=== Document excerpt ===
Start of Block

Abstract

Epidemiological data suggest that the steroid hormone 17beta-estradiol plays an important role in protecting the brain from neurodegenerative processes, including that causing the loss of dopamine (DA) neurons in Parkinson's disease. Determining the mechanisms of neuroprotection in experimental systems may facilitate the development of estrogenic therapies for these diseases. The present study sought to further investigate the mechanism of the neuroprotective effect of 17beta-estradiol in a murine model of Parkinson's disease, i.e. 1-methyl- 4-phenyl-1,2,3,6-tetrahydropyridine (MPTP)-induced striatal DA depletion. Consistent with previous findings, 17beta-estradiol was found to inhibit MPTP-induced DA depletion under a dosing regimen (repeated daily administration) that mimicked physiological levels of the steroid. However, high doses of the steroid administered repeatedly or acutely failed to inhibit toxicity, as did 17alpha-estradiol. These data suggest that the neuroprotective effect of 17beta-estradiol was mediated through an interaction with one of the nuclear estrogen receptors, and is not the result of an antioxidant action. In order to realize the therapeutic potential of the neuroprotective effect of 17beta-estradiol for Parkinson's disease, it will be necessary to identify synthetic estrogen receptor modulators that lack the activity of the steroid on peripheral tissue. In this study, raloxifene failed to mimic the neuroprotective effect of 17beta-estradiol against MPTP toxicity. Thus, exploration of new compounds with different pharmacological and/or physiochemical properties is warranted.

End of Block

Data excerpts:
Start of Block

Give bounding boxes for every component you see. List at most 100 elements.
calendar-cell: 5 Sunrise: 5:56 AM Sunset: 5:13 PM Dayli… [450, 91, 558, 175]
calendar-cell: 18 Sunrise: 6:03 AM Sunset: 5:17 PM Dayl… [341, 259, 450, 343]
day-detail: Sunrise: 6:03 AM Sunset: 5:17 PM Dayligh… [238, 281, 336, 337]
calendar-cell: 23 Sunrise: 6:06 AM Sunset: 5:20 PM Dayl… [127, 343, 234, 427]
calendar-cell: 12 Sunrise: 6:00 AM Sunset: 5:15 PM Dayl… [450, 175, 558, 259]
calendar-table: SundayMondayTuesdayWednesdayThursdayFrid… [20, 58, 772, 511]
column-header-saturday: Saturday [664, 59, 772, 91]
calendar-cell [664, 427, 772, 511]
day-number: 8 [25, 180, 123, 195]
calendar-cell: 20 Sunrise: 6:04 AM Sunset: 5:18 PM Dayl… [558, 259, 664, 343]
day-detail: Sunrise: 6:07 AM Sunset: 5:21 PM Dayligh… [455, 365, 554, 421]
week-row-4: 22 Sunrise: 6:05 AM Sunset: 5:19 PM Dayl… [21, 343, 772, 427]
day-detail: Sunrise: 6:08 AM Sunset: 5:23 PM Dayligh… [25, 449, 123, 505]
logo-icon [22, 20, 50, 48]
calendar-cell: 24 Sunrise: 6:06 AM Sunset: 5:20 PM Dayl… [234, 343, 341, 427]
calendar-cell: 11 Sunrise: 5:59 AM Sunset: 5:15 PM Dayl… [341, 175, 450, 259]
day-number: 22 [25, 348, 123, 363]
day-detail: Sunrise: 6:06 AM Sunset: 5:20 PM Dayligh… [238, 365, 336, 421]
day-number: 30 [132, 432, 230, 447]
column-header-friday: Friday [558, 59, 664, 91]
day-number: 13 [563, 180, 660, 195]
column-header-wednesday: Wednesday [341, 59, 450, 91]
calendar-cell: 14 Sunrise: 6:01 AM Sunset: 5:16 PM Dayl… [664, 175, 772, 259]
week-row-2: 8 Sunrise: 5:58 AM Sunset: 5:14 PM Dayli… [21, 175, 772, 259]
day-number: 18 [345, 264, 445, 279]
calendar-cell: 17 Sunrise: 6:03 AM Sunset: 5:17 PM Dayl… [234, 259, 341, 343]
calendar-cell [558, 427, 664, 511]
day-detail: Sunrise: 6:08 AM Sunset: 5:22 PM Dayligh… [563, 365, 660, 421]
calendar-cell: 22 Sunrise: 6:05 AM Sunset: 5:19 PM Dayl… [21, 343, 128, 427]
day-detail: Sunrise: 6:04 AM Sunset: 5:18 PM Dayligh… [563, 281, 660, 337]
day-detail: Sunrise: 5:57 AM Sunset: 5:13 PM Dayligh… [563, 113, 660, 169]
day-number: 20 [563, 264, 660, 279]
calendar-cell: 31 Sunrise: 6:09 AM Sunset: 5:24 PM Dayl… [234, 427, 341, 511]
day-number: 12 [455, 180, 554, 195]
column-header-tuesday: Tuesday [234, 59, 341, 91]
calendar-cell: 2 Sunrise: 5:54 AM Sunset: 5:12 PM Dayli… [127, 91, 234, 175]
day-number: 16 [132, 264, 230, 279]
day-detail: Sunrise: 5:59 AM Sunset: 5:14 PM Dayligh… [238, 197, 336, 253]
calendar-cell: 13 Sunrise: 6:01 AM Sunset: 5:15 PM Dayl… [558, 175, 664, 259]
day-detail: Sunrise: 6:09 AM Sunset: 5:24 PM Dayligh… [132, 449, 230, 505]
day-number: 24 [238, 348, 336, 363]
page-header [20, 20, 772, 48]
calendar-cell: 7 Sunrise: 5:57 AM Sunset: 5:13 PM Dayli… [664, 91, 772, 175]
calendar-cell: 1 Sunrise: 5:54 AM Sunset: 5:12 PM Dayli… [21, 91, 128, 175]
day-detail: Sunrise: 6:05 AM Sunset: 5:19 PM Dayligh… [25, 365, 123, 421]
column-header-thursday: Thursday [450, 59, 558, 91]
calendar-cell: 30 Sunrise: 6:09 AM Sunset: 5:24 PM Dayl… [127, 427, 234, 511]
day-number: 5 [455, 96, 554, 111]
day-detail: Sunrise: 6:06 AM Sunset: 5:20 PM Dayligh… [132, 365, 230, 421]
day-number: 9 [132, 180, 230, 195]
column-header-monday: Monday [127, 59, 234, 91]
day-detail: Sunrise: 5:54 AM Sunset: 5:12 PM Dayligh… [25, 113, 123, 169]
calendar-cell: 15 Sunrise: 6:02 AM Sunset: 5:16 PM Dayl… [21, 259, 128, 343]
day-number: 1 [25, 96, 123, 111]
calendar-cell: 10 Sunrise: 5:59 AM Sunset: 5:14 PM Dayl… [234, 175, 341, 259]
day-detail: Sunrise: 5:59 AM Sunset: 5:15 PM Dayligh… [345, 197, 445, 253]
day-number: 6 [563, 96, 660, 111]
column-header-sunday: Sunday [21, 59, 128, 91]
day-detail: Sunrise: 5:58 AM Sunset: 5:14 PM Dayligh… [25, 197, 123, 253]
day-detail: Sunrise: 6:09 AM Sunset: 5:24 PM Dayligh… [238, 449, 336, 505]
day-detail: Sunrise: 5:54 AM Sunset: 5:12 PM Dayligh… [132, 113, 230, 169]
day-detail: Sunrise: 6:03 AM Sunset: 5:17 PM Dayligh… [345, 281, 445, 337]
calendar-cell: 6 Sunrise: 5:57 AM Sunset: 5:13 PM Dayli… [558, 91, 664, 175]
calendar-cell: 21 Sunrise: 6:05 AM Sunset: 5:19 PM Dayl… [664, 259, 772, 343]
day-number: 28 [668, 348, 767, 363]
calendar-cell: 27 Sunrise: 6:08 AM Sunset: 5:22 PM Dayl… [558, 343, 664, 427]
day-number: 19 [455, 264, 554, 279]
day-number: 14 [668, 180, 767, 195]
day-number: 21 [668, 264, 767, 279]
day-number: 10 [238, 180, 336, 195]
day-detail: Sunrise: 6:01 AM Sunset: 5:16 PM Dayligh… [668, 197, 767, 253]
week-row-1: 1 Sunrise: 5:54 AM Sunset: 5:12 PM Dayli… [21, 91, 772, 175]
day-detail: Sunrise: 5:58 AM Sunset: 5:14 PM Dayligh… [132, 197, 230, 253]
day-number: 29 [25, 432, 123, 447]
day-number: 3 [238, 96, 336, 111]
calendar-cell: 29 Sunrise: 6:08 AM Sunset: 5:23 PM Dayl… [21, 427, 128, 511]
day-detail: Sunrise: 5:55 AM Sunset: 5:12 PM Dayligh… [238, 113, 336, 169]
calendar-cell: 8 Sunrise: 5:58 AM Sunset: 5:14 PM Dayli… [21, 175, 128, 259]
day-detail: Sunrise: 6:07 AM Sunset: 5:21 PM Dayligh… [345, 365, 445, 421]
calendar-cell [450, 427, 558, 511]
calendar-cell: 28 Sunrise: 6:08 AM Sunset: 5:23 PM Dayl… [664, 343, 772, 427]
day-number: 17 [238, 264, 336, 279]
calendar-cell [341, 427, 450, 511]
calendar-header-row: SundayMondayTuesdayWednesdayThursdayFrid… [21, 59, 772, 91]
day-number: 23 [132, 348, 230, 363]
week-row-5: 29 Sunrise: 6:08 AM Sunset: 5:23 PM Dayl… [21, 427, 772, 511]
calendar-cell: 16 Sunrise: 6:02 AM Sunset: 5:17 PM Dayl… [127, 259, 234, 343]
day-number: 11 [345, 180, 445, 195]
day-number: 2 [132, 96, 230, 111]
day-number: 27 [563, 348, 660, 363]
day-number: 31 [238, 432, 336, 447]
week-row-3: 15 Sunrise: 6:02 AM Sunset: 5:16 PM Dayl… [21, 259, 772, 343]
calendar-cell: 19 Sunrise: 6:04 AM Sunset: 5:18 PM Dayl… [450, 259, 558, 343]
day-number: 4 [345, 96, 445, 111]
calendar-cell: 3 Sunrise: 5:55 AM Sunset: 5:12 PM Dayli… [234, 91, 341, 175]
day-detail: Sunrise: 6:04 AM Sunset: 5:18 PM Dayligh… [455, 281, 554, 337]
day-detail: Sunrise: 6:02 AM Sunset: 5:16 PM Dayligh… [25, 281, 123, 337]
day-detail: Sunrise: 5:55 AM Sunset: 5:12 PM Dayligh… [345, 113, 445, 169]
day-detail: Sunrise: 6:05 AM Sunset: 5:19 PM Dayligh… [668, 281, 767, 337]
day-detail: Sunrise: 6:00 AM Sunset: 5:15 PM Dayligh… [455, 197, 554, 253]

End of Block

=== What you need to do ===
According to the abstract, what did raloxifene fail to do in the study?

=== Response to this task ===
Raloxifene failed to mimic the neuroprotective effect of 17beta-estradiol against MPTP toxicity.